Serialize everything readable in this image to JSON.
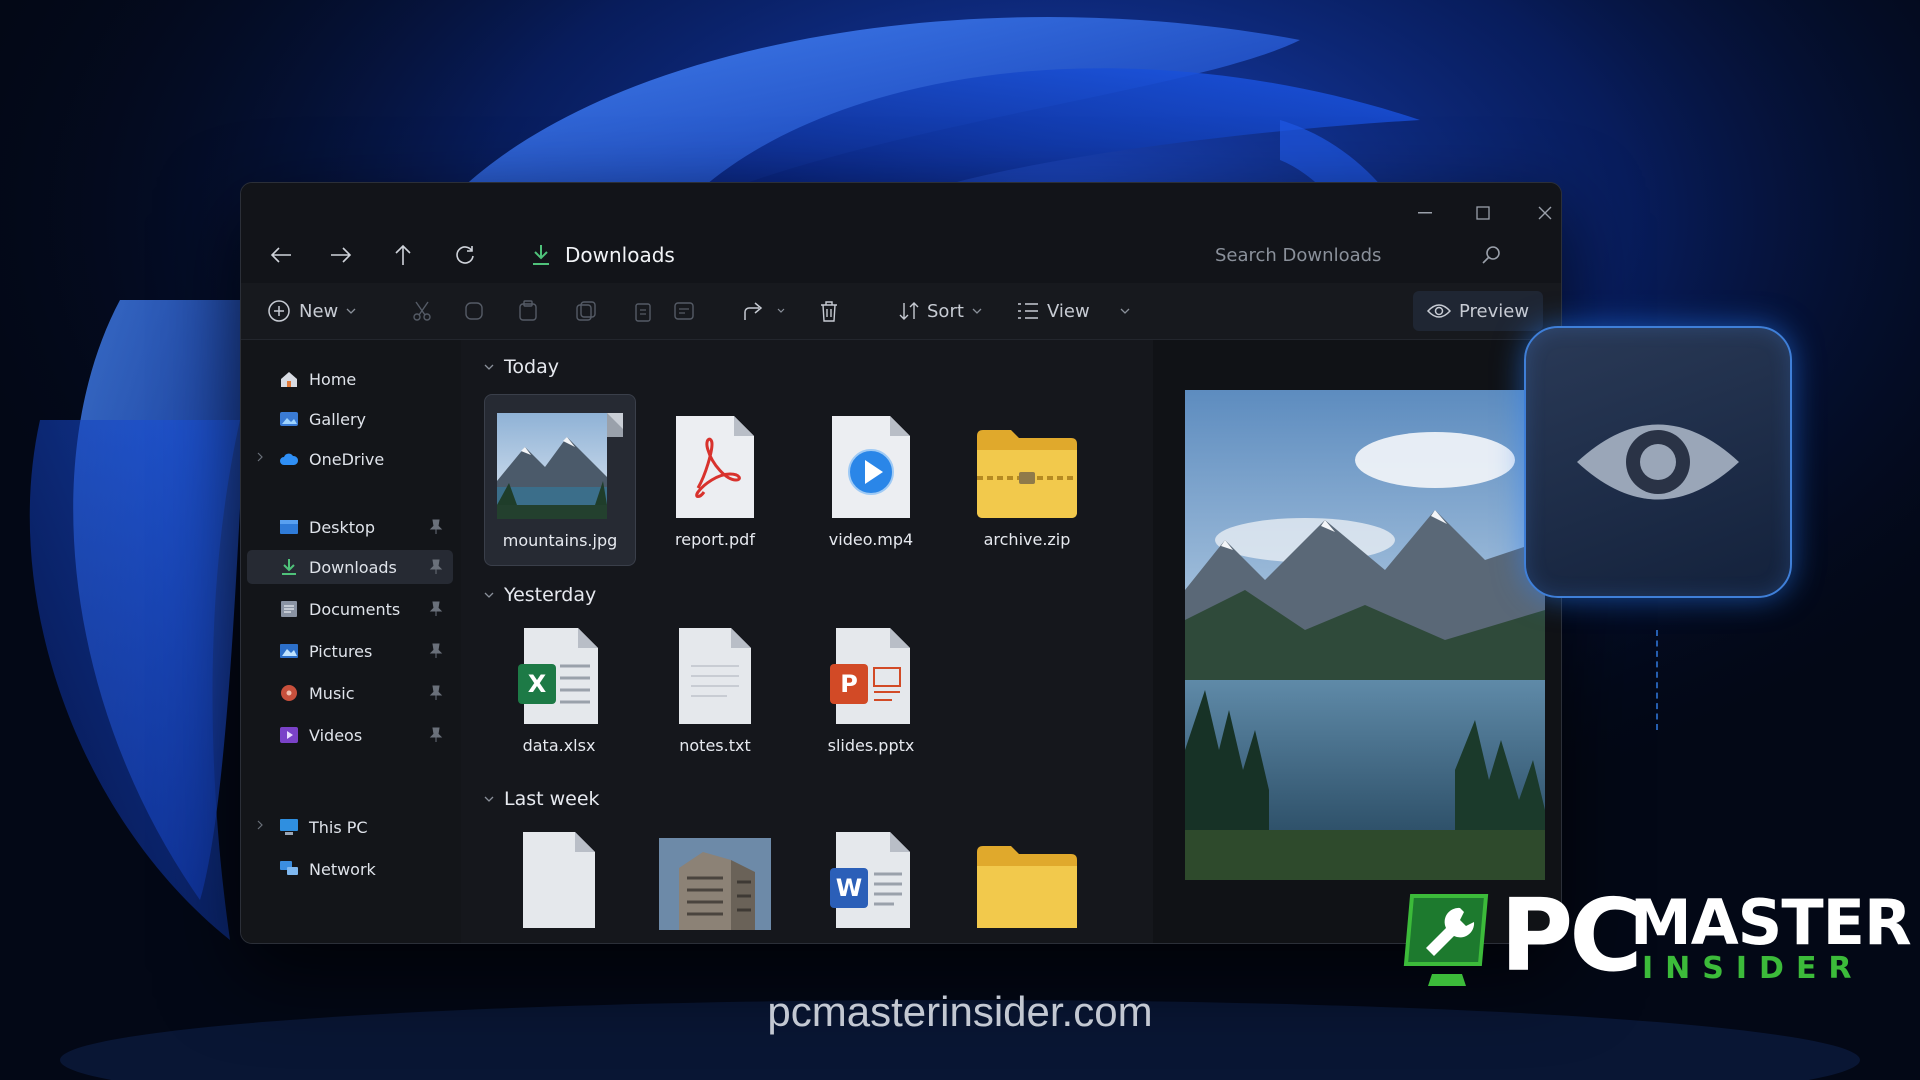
{
  "window": {
    "location": "Downloads",
    "search_placeholder": "Search Downloads"
  },
  "toolbar": {
    "new_label": "New",
    "sort_label": "Sort",
    "view_label": "View",
    "preview_label": "Preview"
  },
  "sidebar": {
    "items": [
      {
        "label": "Home",
        "icon": "home-icon"
      },
      {
        "label": "Gallery",
        "icon": "gallery-icon"
      },
      {
        "label": "OneDrive",
        "icon": "cloud-icon"
      },
      {
        "label": "Desktop",
        "icon": "desktop-icon",
        "pinned": true
      },
      {
        "label": "Downloads",
        "icon": "download-icon",
        "pinned": true,
        "selected": true
      },
      {
        "label": "Documents",
        "icon": "documents-icon",
        "pinned": true
      },
      {
        "label": "Pictures",
        "icon": "pictures-icon",
        "pinned": true
      },
      {
        "label": "Music",
        "icon": "music-icon",
        "pinned": true
      },
      {
        "label": "Videos",
        "icon": "videos-icon",
        "pinned": true
      },
      {
        "label": "This PC",
        "icon": "pc-icon"
      },
      {
        "label": "Network",
        "icon": "network-icon"
      }
    ]
  },
  "groups": [
    {
      "label": "Today",
      "files": [
        {
          "name": "mountains.jpg",
          "icon": "image-thumbnail",
          "selected": true
        },
        {
          "name": "report.pdf",
          "icon": "pdf-icon"
        },
        {
          "name": "video.mp4",
          "icon": "video-file-icon"
        },
        {
          "name": "archive.zip",
          "icon": "zip-folder-icon"
        }
      ]
    },
    {
      "label": "Yesterday",
      "files": [
        {
          "name": "data.xlsx",
          "icon": "excel-icon"
        },
        {
          "name": "notes.txt",
          "icon": "text-file-icon"
        },
        {
          "name": "slides.pptx",
          "icon": "powerpoint-icon"
        }
      ]
    },
    {
      "label": "Last week",
      "files": [
        {
          "name": "",
          "icon": "blank-file-icon"
        },
        {
          "name": "",
          "icon": "building-thumbnail"
        },
        {
          "name": "",
          "icon": "word-icon"
        },
        {
          "name": "",
          "icon": "folder-icon"
        }
      ]
    }
  ],
  "brand": {
    "pc": "PC",
    "master": "MASTER",
    "insider": "INSIDER",
    "website": "pcmasterinsider.com"
  },
  "colors": {
    "accent_blue": "#2f7bff",
    "download_green": "#4fc27a",
    "brand_green": "#3cbb3a",
    "folder_yellow": "#f2c94c"
  }
}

+ + +

■ What you have to do: Leave out the pictures and copy the rest of the material above exactly.

■ Response to the exercise:
Serialize everything readable in this image to JSON.
{
  "window": {
    "location": "Downloads",
    "search_placeholder": "Search Downloads"
  },
  "toolbar": {
    "new_label": "New",
    "sort_label": "Sort",
    "view_label": "View",
    "preview_label": "Preview"
  },
  "sidebar": {
    "items": [
      {
        "label": "Home",
        "icon": "home-icon"
      },
      {
        "label": "Gallery",
        "icon": "gallery-icon"
      },
      {
        "label": "OneDrive",
        "icon": "cloud-icon"
      },
      {
        "label": "Desktop",
        "icon": "desktop-icon",
        "pinned": true
      },
      {
        "label": "Downloads",
        "icon": "download-icon",
        "pinned": true,
        "selected": true
      },
      {
        "label": "Documents",
        "icon": "documents-icon",
        "pinned": true
      },
      {
        "label": "Pictures",
        "icon": "pictures-icon",
        "pinned": true
      },
      {
        "label": "Music",
        "icon": "music-icon",
        "pinned": true
      },
      {
        "label": "Videos",
        "icon": "videos-icon",
        "pinned": true
      },
      {
        "label": "This PC",
        "icon": "pc-icon"
      },
      {
        "label": "Network",
        "icon": "network-icon"
      }
    ]
  },
  "groups": [
    {
      "label": "Today",
      "files": [
        {
          "name": "mountains.jpg",
          "icon": "image-thumbnail",
          "selected": true
        },
        {
          "name": "report.pdf",
          "icon": "pdf-icon"
        },
        {
          "name": "video.mp4",
          "icon": "video-file-icon"
        },
        {
          "name": "archive.zip",
          "icon": "zip-folder-icon"
        }
      ]
    },
    {
      "label": "Yesterday",
      "files": [
        {
          "name": "data.xlsx",
          "icon": "excel-icon"
        },
        {
          "name": "notes.txt",
          "icon": "text-file-icon"
        },
        {
          "name": "slides.pptx",
          "icon": "powerpoint-icon"
        }
      ]
    },
    {
      "label": "Last week",
      "files": [
        {
          "name": "",
          "icon": "blank-file-icon"
        },
        {
          "name": "",
          "icon": "building-thumbnail"
        },
        {
          "name": "",
          "icon": "word-icon"
        },
        {
          "name": "",
          "icon": "folder-icon"
        }
      ]
    }
  ],
  "brand": {
    "pc": "PC",
    "master": "MASTER",
    "insider": "INSIDER",
    "website": "pcmasterinsider.com"
  },
  "colors": {
    "accent_blue": "#2f7bff",
    "download_green": "#4fc27a",
    "brand_green": "#3cbb3a",
    "folder_yellow": "#f2c94c"
  }
}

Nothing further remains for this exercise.